*The problem*
Identify all lines below that hold "this" and collect them.

*Stored data entries*
____________
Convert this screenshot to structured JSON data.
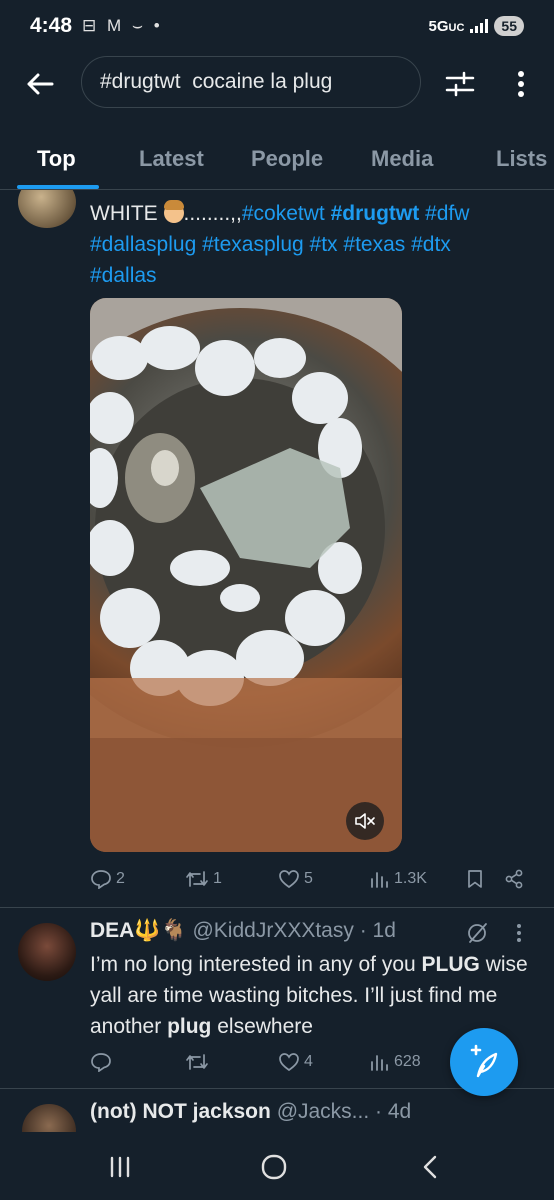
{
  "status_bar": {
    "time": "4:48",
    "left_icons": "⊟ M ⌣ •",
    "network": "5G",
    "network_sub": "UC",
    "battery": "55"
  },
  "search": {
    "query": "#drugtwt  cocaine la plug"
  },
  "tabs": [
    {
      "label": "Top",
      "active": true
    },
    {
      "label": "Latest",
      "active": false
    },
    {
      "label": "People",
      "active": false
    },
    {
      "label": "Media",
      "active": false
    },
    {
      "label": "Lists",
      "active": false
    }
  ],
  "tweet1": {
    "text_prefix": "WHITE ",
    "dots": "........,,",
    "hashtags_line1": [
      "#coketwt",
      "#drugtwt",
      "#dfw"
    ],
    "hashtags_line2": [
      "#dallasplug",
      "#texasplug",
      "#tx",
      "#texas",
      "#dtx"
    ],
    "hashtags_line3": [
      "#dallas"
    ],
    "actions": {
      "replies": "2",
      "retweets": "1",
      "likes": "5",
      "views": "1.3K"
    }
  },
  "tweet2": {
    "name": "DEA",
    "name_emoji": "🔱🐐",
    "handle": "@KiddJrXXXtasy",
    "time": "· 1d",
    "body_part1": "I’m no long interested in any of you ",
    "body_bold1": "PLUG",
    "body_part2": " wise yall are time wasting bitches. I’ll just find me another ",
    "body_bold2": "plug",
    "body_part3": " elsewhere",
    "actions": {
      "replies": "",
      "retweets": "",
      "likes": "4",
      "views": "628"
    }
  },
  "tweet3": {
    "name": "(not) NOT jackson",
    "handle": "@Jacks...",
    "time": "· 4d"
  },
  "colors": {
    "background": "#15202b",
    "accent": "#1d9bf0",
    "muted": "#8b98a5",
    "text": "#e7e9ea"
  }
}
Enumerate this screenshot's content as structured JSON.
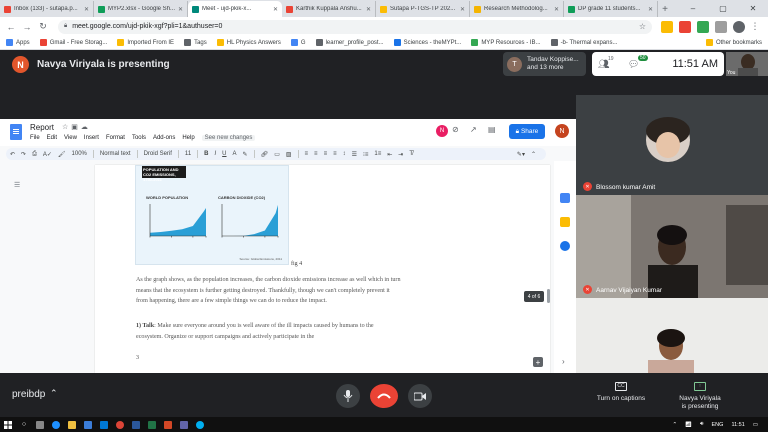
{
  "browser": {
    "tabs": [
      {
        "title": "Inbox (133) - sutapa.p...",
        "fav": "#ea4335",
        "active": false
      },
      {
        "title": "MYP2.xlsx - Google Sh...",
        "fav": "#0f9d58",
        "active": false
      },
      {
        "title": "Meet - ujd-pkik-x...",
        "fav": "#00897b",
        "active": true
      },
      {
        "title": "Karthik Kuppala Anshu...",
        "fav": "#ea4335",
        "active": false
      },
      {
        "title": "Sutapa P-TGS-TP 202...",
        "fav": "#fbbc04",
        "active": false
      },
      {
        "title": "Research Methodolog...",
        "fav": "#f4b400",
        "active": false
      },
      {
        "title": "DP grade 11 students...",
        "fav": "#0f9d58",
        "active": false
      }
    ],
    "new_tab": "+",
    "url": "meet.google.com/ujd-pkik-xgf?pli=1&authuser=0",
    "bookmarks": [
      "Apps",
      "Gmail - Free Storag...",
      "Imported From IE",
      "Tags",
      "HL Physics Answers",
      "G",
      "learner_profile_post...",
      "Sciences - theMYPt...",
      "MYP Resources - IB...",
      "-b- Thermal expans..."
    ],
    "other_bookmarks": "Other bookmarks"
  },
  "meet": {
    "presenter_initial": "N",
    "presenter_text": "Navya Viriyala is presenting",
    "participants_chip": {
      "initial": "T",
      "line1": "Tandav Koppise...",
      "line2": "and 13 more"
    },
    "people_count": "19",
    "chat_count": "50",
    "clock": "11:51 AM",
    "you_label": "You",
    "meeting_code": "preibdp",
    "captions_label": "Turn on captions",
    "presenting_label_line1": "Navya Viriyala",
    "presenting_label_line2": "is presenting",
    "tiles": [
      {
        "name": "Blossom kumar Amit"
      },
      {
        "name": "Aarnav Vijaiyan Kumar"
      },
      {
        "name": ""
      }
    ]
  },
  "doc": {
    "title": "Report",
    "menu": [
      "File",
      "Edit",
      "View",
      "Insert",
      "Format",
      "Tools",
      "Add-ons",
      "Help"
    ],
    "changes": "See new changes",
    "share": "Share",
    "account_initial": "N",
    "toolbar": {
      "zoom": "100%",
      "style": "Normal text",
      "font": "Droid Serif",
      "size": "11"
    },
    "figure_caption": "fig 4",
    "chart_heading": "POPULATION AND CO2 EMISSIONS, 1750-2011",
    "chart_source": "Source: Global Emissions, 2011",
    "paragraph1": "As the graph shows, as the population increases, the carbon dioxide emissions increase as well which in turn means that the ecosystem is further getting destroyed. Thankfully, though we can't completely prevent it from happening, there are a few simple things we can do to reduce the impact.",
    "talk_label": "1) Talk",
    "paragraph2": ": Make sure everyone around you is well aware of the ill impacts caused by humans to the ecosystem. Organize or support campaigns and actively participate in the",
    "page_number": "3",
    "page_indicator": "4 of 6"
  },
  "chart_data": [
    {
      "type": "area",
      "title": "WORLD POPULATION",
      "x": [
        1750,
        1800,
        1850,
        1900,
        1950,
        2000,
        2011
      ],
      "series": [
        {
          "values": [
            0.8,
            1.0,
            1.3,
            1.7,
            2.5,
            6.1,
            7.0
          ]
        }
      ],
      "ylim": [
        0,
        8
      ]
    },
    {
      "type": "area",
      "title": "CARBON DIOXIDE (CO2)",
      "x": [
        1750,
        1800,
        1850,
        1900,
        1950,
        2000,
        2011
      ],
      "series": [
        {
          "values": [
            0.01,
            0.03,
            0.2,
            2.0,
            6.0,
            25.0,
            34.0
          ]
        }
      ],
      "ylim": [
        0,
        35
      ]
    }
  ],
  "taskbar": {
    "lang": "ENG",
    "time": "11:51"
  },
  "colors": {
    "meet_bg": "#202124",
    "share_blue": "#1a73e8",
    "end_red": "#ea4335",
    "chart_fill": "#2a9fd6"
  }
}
____________
*Full output*
Convert this screenshot to structured JSON data.
Enumerate this screenshot's content as structured JSON.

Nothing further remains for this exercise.